• **WORK TO COMPLETE**: Filter the entries and keep only the lines where the string "color" appears.

─── LISTED ENTRIES

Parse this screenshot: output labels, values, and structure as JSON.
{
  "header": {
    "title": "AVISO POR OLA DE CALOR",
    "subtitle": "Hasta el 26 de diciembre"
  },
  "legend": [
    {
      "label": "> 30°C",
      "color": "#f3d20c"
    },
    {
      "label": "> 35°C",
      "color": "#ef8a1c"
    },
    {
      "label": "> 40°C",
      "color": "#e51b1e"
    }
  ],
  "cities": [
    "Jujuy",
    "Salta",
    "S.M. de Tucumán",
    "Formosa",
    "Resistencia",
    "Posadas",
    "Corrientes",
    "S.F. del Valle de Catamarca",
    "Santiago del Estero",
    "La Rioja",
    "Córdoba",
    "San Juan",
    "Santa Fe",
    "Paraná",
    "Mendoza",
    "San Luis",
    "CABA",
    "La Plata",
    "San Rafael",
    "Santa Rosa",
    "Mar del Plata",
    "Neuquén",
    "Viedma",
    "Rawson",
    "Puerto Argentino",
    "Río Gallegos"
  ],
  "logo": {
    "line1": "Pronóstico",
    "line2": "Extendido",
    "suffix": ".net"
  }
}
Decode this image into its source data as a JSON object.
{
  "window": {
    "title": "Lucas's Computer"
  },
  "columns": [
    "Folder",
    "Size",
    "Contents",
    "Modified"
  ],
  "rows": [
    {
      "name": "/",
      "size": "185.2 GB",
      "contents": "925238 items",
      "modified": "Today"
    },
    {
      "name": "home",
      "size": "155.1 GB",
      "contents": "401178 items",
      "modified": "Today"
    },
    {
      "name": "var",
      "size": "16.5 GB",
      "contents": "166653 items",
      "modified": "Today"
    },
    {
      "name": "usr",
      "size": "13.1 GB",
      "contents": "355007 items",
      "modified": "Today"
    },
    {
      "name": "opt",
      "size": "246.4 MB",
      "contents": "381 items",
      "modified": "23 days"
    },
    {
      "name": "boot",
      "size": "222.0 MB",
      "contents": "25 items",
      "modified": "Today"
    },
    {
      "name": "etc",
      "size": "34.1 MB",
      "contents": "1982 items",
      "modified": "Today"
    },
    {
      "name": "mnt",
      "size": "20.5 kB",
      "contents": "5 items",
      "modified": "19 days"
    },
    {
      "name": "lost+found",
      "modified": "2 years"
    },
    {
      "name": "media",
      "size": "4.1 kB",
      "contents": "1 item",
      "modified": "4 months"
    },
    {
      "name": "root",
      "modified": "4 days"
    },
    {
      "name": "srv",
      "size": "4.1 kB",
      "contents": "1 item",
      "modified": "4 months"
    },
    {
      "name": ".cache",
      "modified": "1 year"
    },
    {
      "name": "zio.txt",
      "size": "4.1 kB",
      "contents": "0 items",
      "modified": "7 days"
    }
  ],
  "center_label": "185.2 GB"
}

──────

• **FULL SOLUTION**:
      "color": "#f3d20c"
      "color": "#ef8a1c"
      "color": "#e51b1e"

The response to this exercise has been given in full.